--- THE RECORDS ---

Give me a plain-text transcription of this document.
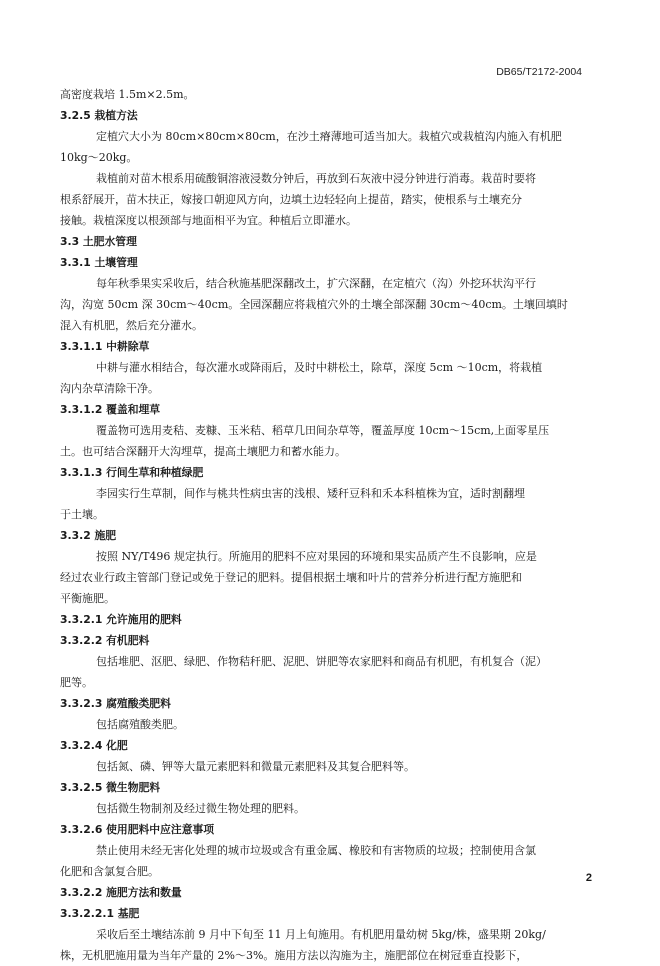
DB65/T2172-2004
高密度栽培 1.5m×2.5m。
3.2.5 栽植方法
定植穴大小为 80cm×80cm×80cm，在沙土瘠薄地可适当加大。栽植穴或栽植沟内施入有机肥
10kg～20kg。
栽植前对苗木根系用硫酸铜溶液浸数分钟后，再放到石灰液中浸分钟进行消毒。栽苗时要将
根系舒展开，苗木扶正，嫁接口朝迎风方向，边填土边轻轻向上提苗，踏实，使根系与土壤充分
接触。栽植深度以根颈部与地面相平为宜。种植后立即灌水。
3.3 土肥水管理
3.3.1 土壤管理
每年秋季果实采收后，结合秋施基肥深翻改土，扩穴深翻，在定植穴（沟）外挖环状沟平行
沟，沟宽 50cm 深 30cm～40cm。全园深翻应将栽植穴外的土壤全部深翻 30cm～40cm。土壤回填时
混入有机肥，然后充分灌水。
3.3.1.1 中耕除草
中耕与灌水相结合，每次灌水或降雨后，及时中耕松土，除草，深度 5cm ～10cm，将栽植
沟内杂草清除干净。
3.3.1.2 覆盖和埋草
覆盖物可选用麦秸、麦糠、玉米秸、稻草几田间杂草等，覆盖厚度 10cm～15cm,上面零星压
土。也可结合深翻开大沟埋草，提高土壤肥力和蓄水能力。
3.3.1.3 行间生草和种植绿肥
李园实行生草制，间作与桃共性病虫害的浅根、矮秆豆科和禾本科植株为宜，适时割翻埋
于土壤。
3.3.2 施肥
按照 NY/T496 规定执行。所施用的肥料不应对果园的环境和果实品质产生不良影响，应是
经过农业行政主管部门登记或免于登记的肥料。提倡根据土壤和叶片的营养分析进行配方施肥和
平衡施肥。
3.3.2.1 允许施用的肥料
3.3.2.2 有机肥料
包括堆肥、沤肥、绿肥、作物秸秆肥、泥肥、饼肥等农家肥料和商品有机肥，有机复合（泥）
肥等。
3.3.2.3 腐殖酸类肥料
包括腐殖酸类肥。
3.3.2.4 化肥
包括氮、磷、钾等大量元素肥料和微量元素肥料及其复合肥料等。
3.3.2.5 微生物肥料
包括微生物制剂及经过微生物处理的肥料。
3.3.2.6 使用肥料中应注意事项
禁止使用未经无害化处理的城市垃圾或含有重金属、橡胶和有害物质的垃圾；控制使用含氯
化肥和含氯复合肥。
3.3.2.2 施肥方法和数量
3.3.2.2.1 基肥
采收后至土壤结冻前 9 月中下旬至 11 月上旬施用。有机肥用量幼树 5kg/株，盛果期 20kg/
株，无机肥施用量为当年产量的 2%～3%。施用方法以沟施为主，施肥部位在树冠垂直投影下，
2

---

Without including any picture, repeat the data exactly.

Give me a plain-text transcription of this document.
DB65/T2172-2004
高密度栽培 1.5m×2.5m。
3.2.5 栽植方法
定植穴大小为 80cm×80cm×80cm，在沙土瘠薄地可适当加大。栽植穴或栽植沟内施入有机肥
10kg～20kg。
栽植前对苗木根系用硫酸铜溶液浸数分钟后，再放到石灰液中浸分钟进行消毒。栽苗时要将
根系舒展开，苗木扶正，嫁接口朝迎风方向，边填土边轻轻向上提苗，踏实，使根系与土壤充分
接触。栽植深度以根颈部与地面相平为宜。种植后立即灌水。
3.3 土肥水管理
3.3.1 土壤管理
每年秋季果实采收后，结合秋施基肥深翻改土，扩穴深翻，在定植穴（沟）外挖环状沟平行
沟，沟宽 50cm 深 30cm～40cm。全园深翻应将栽植穴外的土壤全部深翻 30cm～40cm。土壤回填时
混入有机肥，然后充分灌水。
3.3.1.1 中耕除草
中耕与灌水相结合，每次灌水或降雨后，及时中耕松土，除草，深度 5cm ～10cm，将栽植
沟内杂草清除干净。
3.3.1.2 覆盖和埋草
覆盖物可选用麦秸、麦糠、玉米秸、稻草几田间杂草等，覆盖厚度 10cm～15cm,上面零星压
土。也可结合深翻开大沟埋草，提高土壤肥力和蓄水能力。
3.3.1.3 行间生草和种植绿肥
李园实行生草制，间作与桃共性病虫害的浅根、矮秆豆科和禾本科植株为宜，适时割翻埋
于土壤。
3.3.2 施肥
按照 NY/T496 规定执行。所施用的肥料不应对果园的环境和果实品质产生不良影响，应是
经过农业行政主管部门登记或免于登记的肥料。提倡根据土壤和叶片的营养分析进行配方施肥和
平衡施肥。
3.3.2.1 允许施用的肥料
3.3.2.2 有机肥料
包括堆肥、沤肥、绿肥、作物秸秆肥、泥肥、饼肥等农家肥料和商品有机肥，有机复合（泥）
肥等。
3.3.2.3 腐殖酸类肥料
包括腐殖酸类肥。
3.3.2.4 化肥
包括氮、磷、钾等大量元素肥料和微量元素肥料及其复合肥料等。
3.3.2.5 微生物肥料
包括微生物制剂及经过微生物处理的肥料。
3.3.2.6 使用肥料中应注意事项
禁止使用未经无害化处理的城市垃圾或含有重金属、橡胶和有害物质的垃圾；控制使用含氯
化肥和含氯复合肥。
3.3.2.2 施肥方法和数量
3.3.2.2.1 基肥
采收后至土壤结冻前 9 月中下旬至 11 月上旬施用。有机肥用量幼树 5kg/株，盛果期 20kg/
株，无机肥施用量为当年产量的 2%～3%。施用方法以沟施为主，施肥部位在树冠垂直投影下，
2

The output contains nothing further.